**Task description**
Each line that follows is to be retyped exactly.

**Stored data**
============
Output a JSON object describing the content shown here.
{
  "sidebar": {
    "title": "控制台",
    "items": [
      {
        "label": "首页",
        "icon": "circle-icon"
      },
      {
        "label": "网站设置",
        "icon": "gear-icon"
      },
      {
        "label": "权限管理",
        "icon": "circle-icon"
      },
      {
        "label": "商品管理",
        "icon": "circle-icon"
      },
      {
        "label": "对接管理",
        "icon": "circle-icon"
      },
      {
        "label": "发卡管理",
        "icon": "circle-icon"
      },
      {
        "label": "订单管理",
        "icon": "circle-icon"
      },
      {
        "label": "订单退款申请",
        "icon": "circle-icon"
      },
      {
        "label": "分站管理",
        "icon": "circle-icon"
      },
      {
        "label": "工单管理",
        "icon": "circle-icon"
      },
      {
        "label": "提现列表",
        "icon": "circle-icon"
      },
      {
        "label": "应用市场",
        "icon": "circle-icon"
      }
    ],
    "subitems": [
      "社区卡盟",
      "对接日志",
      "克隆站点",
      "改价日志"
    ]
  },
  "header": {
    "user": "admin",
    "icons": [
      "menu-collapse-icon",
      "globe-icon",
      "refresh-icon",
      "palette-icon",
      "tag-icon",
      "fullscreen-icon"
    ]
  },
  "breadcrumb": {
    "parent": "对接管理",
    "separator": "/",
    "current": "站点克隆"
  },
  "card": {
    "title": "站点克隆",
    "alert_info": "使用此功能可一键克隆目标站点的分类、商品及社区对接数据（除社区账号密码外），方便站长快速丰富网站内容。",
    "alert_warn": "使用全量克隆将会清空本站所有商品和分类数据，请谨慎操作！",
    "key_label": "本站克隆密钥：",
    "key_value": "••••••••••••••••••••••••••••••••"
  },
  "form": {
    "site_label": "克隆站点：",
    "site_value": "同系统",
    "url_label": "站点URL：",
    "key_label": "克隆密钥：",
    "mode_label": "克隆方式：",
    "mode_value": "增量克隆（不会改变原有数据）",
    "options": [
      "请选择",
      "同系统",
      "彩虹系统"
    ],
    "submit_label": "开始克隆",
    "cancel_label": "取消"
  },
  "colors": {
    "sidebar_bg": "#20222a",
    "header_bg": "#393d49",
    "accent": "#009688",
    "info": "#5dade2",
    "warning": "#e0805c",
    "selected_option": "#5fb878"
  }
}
============
**Task solution**
Output a JSON object describing the content shown here.
{
  "sidebar": {
    "title": "控制台",
    "items": [
      {
        "label": "首页",
        "icon": "circle-icon"
      },
      {
        "label": "网站设置",
        "icon": "gear-icon"
      },
      {
        "label": "权限管理",
        "icon": "circle-icon"
      },
      {
        "label": "商品管理",
        "icon": "circle-icon"
      },
      {
        "label": "对接管理",
        "icon": "circle-icon"
      },
      {
        "label": "发卡管理",
        "icon": "circle-icon"
      },
      {
        "label": "订单管理",
        "icon": "circle-icon"
      },
      {
        "label": "订单退款申请",
        "icon": "circle-icon"
      },
      {
        "label": "分站管理",
        "icon": "circle-icon"
      },
      {
        "label": "工单管理",
        "icon": "circle-icon"
      },
      {
        "label": "提现列表",
        "icon": "circle-icon"
      },
      {
        "label": "应用市场",
        "icon": "circle-icon"
      }
    ],
    "subitems": [
      "社区卡盟",
      "对接日志",
      "克隆站点",
      "改价日志"
    ]
  },
  "header": {
    "user": "admin",
    "icons": [
      "menu-collapse-icon",
      "globe-icon",
      "refresh-icon",
      "palette-icon",
      "tag-icon",
      "fullscreen-icon"
    ]
  },
  "breadcrumb": {
    "parent": "对接管理",
    "separator": "/",
    "current": "站点克隆"
  },
  "card": {
    "title": "站点克隆",
    "alert_info": "使用此功能可一键克隆目标站点的分类、商品及社区对接数据（除社区账号密码外），方便站长快速丰富网站内容。",
    "alert_warn": "使用全量克隆将会清空本站所有商品和分类数据，请谨慎操作！",
    "key_label": "本站克隆密钥：",
    "key_value": "••••••••••••••••••••••••••••••••"
  },
  "form": {
    "site_label": "克隆站点：",
    "site_value": "同系统",
    "url_label": "站点URL：",
    "key_label": "克隆密钥：",
    "mode_label": "克隆方式：",
    "mode_value": "增量克隆（不会改变原有数据）",
    "options": [
      "请选择",
      "同系统",
      "彩虹系统"
    ],
    "submit_label": "开始克隆",
    "cancel_label": "取消"
  },
  "colors": {
    "sidebar_bg": "#20222a",
    "header_bg": "#393d49",
    "accent": "#009688",
    "info": "#5dade2",
    "warning": "#e0805c",
    "selected_option": "#5fb878"
  }
}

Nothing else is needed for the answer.